== STORED ROWS ==

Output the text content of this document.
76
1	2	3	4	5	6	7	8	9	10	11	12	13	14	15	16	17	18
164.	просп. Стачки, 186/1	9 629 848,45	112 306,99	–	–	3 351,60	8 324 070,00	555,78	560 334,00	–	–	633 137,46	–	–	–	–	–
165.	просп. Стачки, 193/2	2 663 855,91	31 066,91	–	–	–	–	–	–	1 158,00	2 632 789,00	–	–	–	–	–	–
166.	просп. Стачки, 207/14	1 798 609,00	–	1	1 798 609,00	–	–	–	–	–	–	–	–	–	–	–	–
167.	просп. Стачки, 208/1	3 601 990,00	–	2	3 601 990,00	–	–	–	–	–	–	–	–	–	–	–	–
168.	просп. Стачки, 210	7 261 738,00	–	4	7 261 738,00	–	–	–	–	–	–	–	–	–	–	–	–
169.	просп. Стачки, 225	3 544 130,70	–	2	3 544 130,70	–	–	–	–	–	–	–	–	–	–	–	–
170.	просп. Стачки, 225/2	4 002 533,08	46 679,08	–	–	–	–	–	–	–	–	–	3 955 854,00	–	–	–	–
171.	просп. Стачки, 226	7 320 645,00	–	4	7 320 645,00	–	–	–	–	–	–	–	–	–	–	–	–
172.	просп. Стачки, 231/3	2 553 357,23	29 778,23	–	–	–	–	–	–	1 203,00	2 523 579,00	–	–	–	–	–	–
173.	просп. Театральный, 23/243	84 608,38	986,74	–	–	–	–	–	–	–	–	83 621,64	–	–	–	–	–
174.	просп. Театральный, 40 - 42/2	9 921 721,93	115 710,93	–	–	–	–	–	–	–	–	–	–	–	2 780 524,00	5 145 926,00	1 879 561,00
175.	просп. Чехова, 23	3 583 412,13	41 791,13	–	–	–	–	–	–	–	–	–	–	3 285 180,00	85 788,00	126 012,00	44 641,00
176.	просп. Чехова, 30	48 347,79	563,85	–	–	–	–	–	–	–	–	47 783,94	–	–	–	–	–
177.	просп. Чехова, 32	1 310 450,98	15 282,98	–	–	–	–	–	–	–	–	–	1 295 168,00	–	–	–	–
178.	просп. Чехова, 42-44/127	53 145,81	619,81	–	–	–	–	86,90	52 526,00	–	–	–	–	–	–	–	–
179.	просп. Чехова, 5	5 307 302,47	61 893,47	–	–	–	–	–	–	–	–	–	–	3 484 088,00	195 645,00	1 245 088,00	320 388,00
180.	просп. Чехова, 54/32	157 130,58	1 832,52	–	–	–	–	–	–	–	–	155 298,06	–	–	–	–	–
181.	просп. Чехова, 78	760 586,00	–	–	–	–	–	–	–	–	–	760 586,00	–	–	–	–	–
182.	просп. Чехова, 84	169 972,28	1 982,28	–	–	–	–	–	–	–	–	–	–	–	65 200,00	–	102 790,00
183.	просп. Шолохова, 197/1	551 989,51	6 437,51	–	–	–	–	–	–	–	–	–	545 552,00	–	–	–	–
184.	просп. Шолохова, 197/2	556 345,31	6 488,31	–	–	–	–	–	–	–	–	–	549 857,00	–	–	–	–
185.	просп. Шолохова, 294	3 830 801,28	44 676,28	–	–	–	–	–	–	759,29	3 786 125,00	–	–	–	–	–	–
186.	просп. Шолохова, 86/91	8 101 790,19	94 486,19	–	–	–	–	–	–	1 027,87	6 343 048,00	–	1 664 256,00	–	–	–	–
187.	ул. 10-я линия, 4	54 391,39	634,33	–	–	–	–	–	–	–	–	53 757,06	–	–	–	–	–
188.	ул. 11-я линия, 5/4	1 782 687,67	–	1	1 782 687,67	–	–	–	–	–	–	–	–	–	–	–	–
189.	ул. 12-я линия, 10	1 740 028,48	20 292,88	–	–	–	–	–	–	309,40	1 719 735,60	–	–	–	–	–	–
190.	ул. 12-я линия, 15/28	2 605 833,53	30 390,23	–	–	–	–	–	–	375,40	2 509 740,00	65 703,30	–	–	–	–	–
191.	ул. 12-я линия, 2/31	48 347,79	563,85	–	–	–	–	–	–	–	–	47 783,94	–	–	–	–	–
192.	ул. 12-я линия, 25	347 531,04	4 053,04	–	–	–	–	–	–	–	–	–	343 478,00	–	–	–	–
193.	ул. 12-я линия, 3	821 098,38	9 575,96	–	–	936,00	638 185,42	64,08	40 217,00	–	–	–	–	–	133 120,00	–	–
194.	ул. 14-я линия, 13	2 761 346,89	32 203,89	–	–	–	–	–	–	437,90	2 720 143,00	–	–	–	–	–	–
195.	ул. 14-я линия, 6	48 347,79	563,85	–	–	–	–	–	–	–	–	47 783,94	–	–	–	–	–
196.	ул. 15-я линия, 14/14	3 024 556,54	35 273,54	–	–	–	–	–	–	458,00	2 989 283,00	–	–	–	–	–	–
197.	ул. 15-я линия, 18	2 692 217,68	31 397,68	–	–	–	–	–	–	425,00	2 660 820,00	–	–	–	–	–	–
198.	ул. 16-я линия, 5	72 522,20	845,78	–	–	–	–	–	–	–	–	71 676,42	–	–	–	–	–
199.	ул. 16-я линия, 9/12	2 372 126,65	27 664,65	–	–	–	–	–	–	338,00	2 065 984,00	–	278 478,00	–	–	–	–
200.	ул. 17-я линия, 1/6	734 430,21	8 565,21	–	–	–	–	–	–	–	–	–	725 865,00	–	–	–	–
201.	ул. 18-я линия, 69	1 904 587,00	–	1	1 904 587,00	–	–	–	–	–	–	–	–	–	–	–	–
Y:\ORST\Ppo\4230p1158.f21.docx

===

* [AIM OF THE TASK]: Read through the entries and copy each line in which "Шолохова" appears.

* [TASK RESULT]:
183.	просп. Шолохова, 197/1	551 989,51	6 437,51	–	–	–	–	–	–	–	–	–	545 552,00	–	–	–	–
184.	просп. Шолохова, 197/2	556 345,31	6 488,31	–	–	–	–	–	–	–	–	–	549 857,00	–	–	–	–
185.	просп. Шолохова, 294	3 830 801,28	44 676,28	–	–	–	–	–	–	759,29	3 786 125,00	–	–	–	–	–	–
186.	просп. Шолохова, 86/91	8 101 790,19	94 486,19	–	–	–	–	–	–	1 027,87	6 343 048,00	–	1 664 256,00	–	–	–	–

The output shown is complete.